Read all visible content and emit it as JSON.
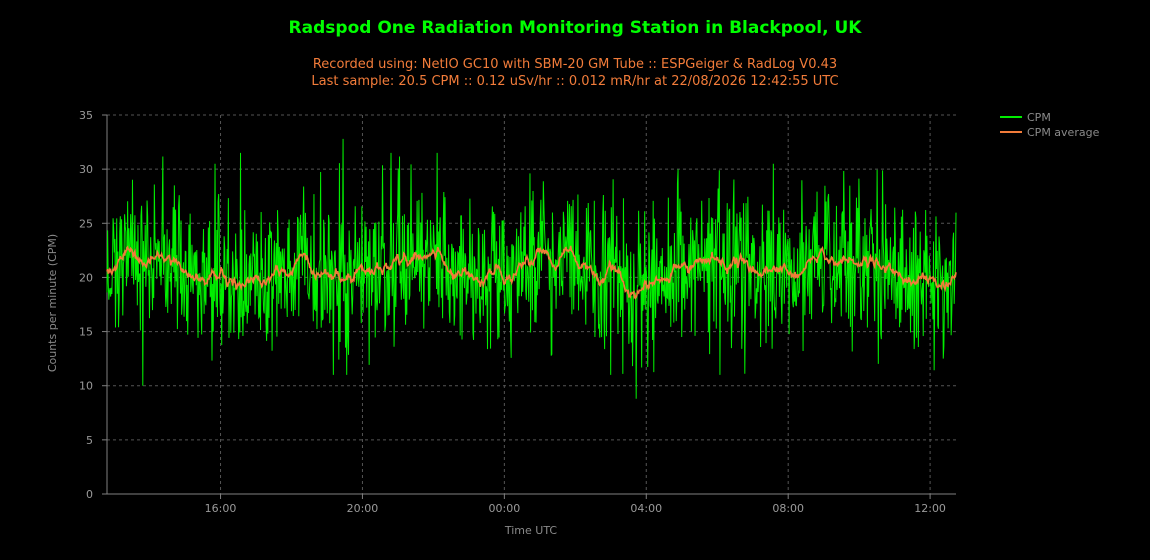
{
  "chart_data": {
    "type": "line",
    "title": "Radspod One Radiation Monitoring Station in Blackpool, UK",
    "subtitle_lines": [
      "Recorded using: NetIO GC10 with SBM-20 GM Tube :: ESPGeiger & RadLog V0.43",
      "Last sample: 20.5 CPM :: 0.12 uSv/hr :: 0.012 mR/hr at 22/08/2026 12:42:55 UTC"
    ],
    "xlabel": "Time UTC",
    "ylabel": "Counts per minute (CPM)",
    "x_range_hours": [
      12.8,
      36.73
    ],
    "ylim": [
      0,
      35
    ],
    "y_ticks": [
      0,
      5,
      10,
      15,
      20,
      25,
      30,
      35
    ],
    "x_ticks": [
      {
        "label": "16:00",
        "hour": 16
      },
      {
        "label": "20:00",
        "hour": 20
      },
      {
        "label": "00:00",
        "hour": 24
      },
      {
        "label": "04:00",
        "hour": 28
      },
      {
        "label": "08:00",
        "hour": 32
      },
      {
        "label": "12:00",
        "hour": 36
      }
    ],
    "grid": true,
    "legend_position": "right",
    "series": [
      {
        "name": "CPM",
        "color": "#00ee00",
        "sample_count": 1400,
        "mean": 20.6,
        "min": 8.8,
        "max": 32.8
      },
      {
        "name": "CPM average",
        "color": "#f27c3a"
      }
    ]
  }
}
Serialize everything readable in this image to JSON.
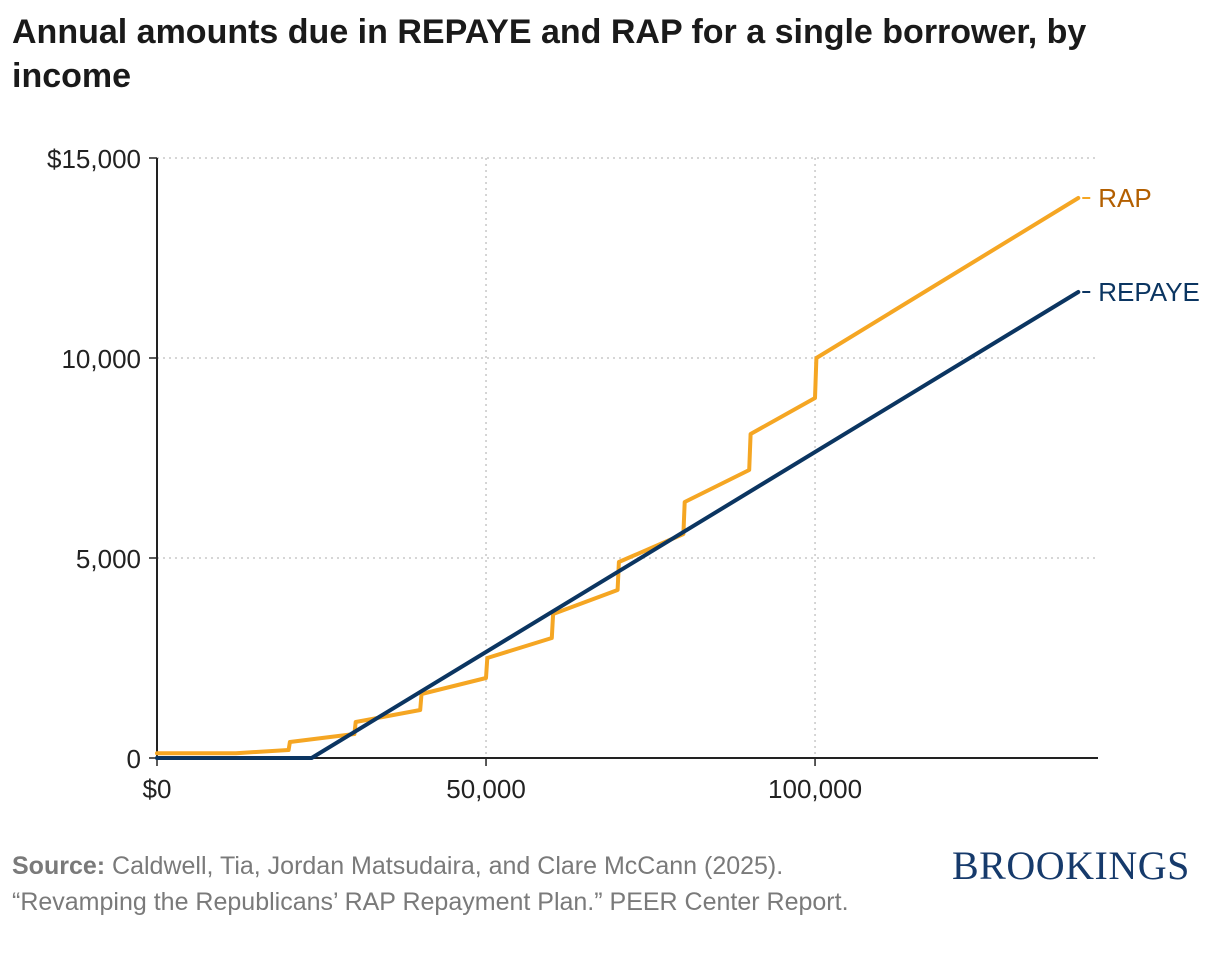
{
  "chart_data": {
    "type": "line",
    "title": "Annual amounts due in REPAYE and RAP for a single borrower, by income",
    "xlabel": "",
    "ylabel": "",
    "xlim": [
      0,
      143000
    ],
    "ylim": [
      0,
      15000
    ],
    "x_ticks": [
      {
        "value": 0,
        "label": "$0"
      },
      {
        "value": 50000,
        "label": "50,000"
      },
      {
        "value": 100000,
        "label": "100,000"
      }
    ],
    "y_ticks": [
      {
        "value": 0,
        "label": "0"
      },
      {
        "value": 5000,
        "label": "5,000"
      },
      {
        "value": 10000,
        "label": "10,000"
      },
      {
        "value": 15000,
        "label": "$15,000"
      }
    ],
    "grid": true,
    "series": [
      {
        "name": "RAP",
        "label": "RAP",
        "color": "#f5a623",
        "label_color": "#b35f00",
        "points": [
          [
            0,
            120
          ],
          [
            12000,
            120
          ],
          [
            20000,
            200
          ],
          [
            20200,
            400
          ],
          [
            30000,
            600
          ],
          [
            30200,
            900
          ],
          [
            40000,
            1200
          ],
          [
            40200,
            1600
          ],
          [
            50000,
            2000
          ],
          [
            50200,
            2500
          ],
          [
            60000,
            3000
          ],
          [
            60200,
            3600
          ],
          [
            70000,
            4200
          ],
          [
            70200,
            4900
          ],
          [
            80000,
            5600
          ],
          [
            80200,
            6400
          ],
          [
            90000,
            7200
          ],
          [
            90200,
            8100
          ],
          [
            100000,
            9000
          ],
          [
            100200,
            10000
          ],
          [
            140000,
            14000
          ]
        ]
      },
      {
        "name": "REPAYE",
        "label": "REPAYE",
        "color": "#0b3561",
        "label_color": "#0b3561",
        "points": [
          [
            0,
            0
          ],
          [
            23500,
            0
          ],
          [
            140000,
            11650
          ]
        ]
      }
    ]
  },
  "footer": {
    "source_label": "Source:",
    "source_text": "Caldwell, Tia, Jordan Matsudaira, and Clare McCann (2025). “Revamping the Republicans’ RAP Repayment Plan.” PEER Center Report.",
    "logo_text": "BROOKINGS"
  }
}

|---|

DIRECTIVE:
Repeat each entry above word for word, leaving every picture out.

EXPECTED ANSWER:
Read all visible content and emit it as JSON.
{
  "chart_data": {
    "type": "line",
    "title": "Radspod One Radiation Monitoring Station in Blackpool, UK",
    "subtitle_lines": [
      "Recorded using: NetIO GC10 with SBM-20 GM Tube :: ESPGeiger & RadLog V0.43",
      "Last sample: 20.5 CPM :: 0.12 uSv/hr :: 0.012 mR/hr at 22/08/2026 12:42:55 UTC"
    ],
    "xlabel": "Time UTC",
    "ylabel": "Counts per minute (CPM)",
    "x_range_hours": [
      12.8,
      36.73
    ],
    "ylim": [
      0,
      35
    ],
    "y_ticks": [
      0,
      5,
      10,
      15,
      20,
      25,
      30,
      35
    ],
    "x_ticks": [
      {
        "label": "16:00",
        "hour": 16
      },
      {
        "label": "20:00",
        "hour": 20
      },
      {
        "label": "00:00",
        "hour": 24
      },
      {
        "label": "04:00",
        "hour": 28
      },
      {
        "label": "08:00",
        "hour": 32
      },
      {
        "label": "12:00",
        "hour": 36
      }
    ],
    "grid": true,
    "legend_position": "right",
    "series": [
      {
        "name": "CPM",
        "color": "#00ee00",
        "sample_count": 1400,
        "mean": 20.6,
        "min": 8.8,
        "max": 32.8
      },
      {
        "name": "CPM average",
        "color": "#f27c3a"
      }
    ]
  }
}
Serialize everything readable in this image to JSON.
{
  "chart_data": {
    "type": "line",
    "title": "Annual amounts due in REPAYE and RAP for a single borrower, by income",
    "xlabel": "",
    "ylabel": "",
    "xlim": [
      0,
      143000
    ],
    "ylim": [
      0,
      15000
    ],
    "x_ticks": [
      {
        "value": 0,
        "label": "$0"
      },
      {
        "value": 50000,
        "label": "50,000"
      },
      {
        "value": 100000,
        "label": "100,000"
      }
    ],
    "y_ticks": [
      {
        "value": 0,
        "label": "0"
      },
      {
        "value": 5000,
        "label": "5,000"
      },
      {
        "value": 10000,
        "label": "10,000"
      },
      {
        "value": 15000,
        "label": "$15,000"
      }
    ],
    "grid": true,
    "series": [
      {
        "name": "RAP",
        "label": "RAP",
        "color": "#f5a623",
        "label_color": "#b35f00",
        "points": [
          [
            0,
            120
          ],
          [
            12000,
            120
          ],
          [
            20000,
            200
          ],
          [
            20200,
            400
          ],
          [
            30000,
            600
          ],
          [
            30200,
            900
          ],
          [
            40000,
            1200
          ],
          [
            40200,
            1600
          ],
          [
            50000,
            2000
          ],
          [
            50200,
            2500
          ],
          [
            60000,
            3000
          ],
          [
            60200,
            3600
          ],
          [
            70000,
            4200
          ],
          [
            70200,
            4900
          ],
          [
            80000,
            5600
          ],
          [
            80200,
            6400
          ],
          [
            90000,
            7200
          ],
          [
            90200,
            8100
          ],
          [
            100000,
            9000
          ],
          [
            100200,
            10000
          ],
          [
            140000,
            14000
          ]
        ]
      },
      {
        "name": "REPAYE",
        "label": "REPAYE",
        "color": "#0b3561",
        "label_color": "#0b3561",
        "points": [
          [
            0,
            0
          ],
          [
            23500,
            0
          ],
          [
            140000,
            11650
          ]
        ]
      }
    ]
  },
  "footer": {
    "source_label": "Source:",
    "source_text": "Caldwell, Tia, Jordan Matsudaira, and Clare McCann (2025). “Revamping the Republicans’ RAP Repayment Plan.” PEER Center Report.",
    "logo_text": "BROOKINGS"
  }
}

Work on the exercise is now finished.